WORK TO DO: Determine which lines of the records include the word "Company", and copy them.

— start of MATERIAL SHOWN —

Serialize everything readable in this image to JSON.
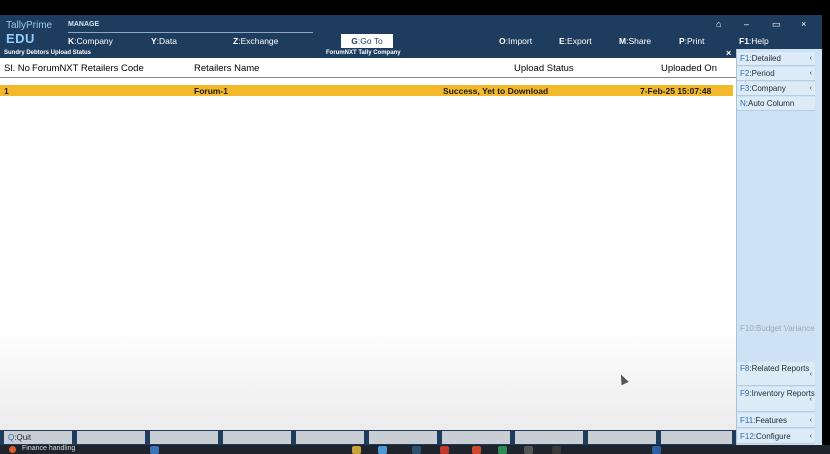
{
  "header": {
    "brand": "TallyPrime",
    "edition": "EDU",
    "section_label": "MANAGE",
    "menu": [
      {
        "key": "K",
        "label": "Company"
      },
      {
        "key": "Y",
        "label": "Data"
      },
      {
        "key": "Z",
        "label": "Exchange"
      }
    ],
    "goto": {
      "key": "G",
      "label": "Go To"
    },
    "actions": [
      {
        "key": "O",
        "label": "Import"
      },
      {
        "key": "E",
        "label": "Export"
      },
      {
        "key": "M",
        "label": "Share"
      },
      {
        "key": "P",
        "label": "Print"
      },
      {
        "key": "F1",
        "label": "Help"
      }
    ],
    "window_controls": [
      "⌂",
      "–",
      "▭",
      "×"
    ]
  },
  "report": {
    "title": "Sundry Debtors Upload Status",
    "company": "ForumNXT Tally Company",
    "close_glyph": "×",
    "columns": [
      "Sl. No",
      "ForumNXT Retailers Code",
      "Retailers Name",
      "Upload Status",
      "Uploaded On"
    ],
    "rows": [
      {
        "sl_no": "1",
        "code": "",
        "name": "Forum-1",
        "status": "Success, Yet to Download",
        "uploaded_on": "7-Feb-25 15:07:48"
      }
    ]
  },
  "right_panel": {
    "top_buttons": [
      {
        "key": "F1",
        "label": "Detailed",
        "arrow": "‹"
      },
      {
        "key": "F2",
        "label": "Period",
        "arrow": "‹"
      },
      {
        "key": "F3",
        "label": "Company",
        "arrow": "‹"
      },
      {
        "key": "N",
        "label": "Auto Column",
        "arrow": ""
      }
    ],
    "budget": {
      "key": "F10",
      "label": "Budget Variance"
    },
    "bottom_buttons": [
      {
        "key": "F8",
        "label": "Related Reports",
        "arrow": "‹"
      },
      {
        "key": "F9",
        "label": "Inventory Reports",
        "arrow": "‹"
      },
      {
        "key": "F11",
        "label": "Features",
        "arrow": "‹"
      },
      {
        "key": "F12",
        "label": "Configure",
        "arrow": "‹"
      }
    ]
  },
  "bottom_bar": {
    "quit": {
      "key": "Q",
      "label": "Quit"
    }
  },
  "taskbar": {
    "text": "Finance handling"
  },
  "colors": {
    "header_bg": "#1d3c5e",
    "highlight_row": "#f4b92b",
    "panel_bg": "#cde3f5",
    "key_blue": "#2b6fb3"
  }
}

— end of MATERIAL SHOWN —

SOLUTION:
        "label": "Company"
    "company": "ForumNXT Tally Company",
        "label": "Company",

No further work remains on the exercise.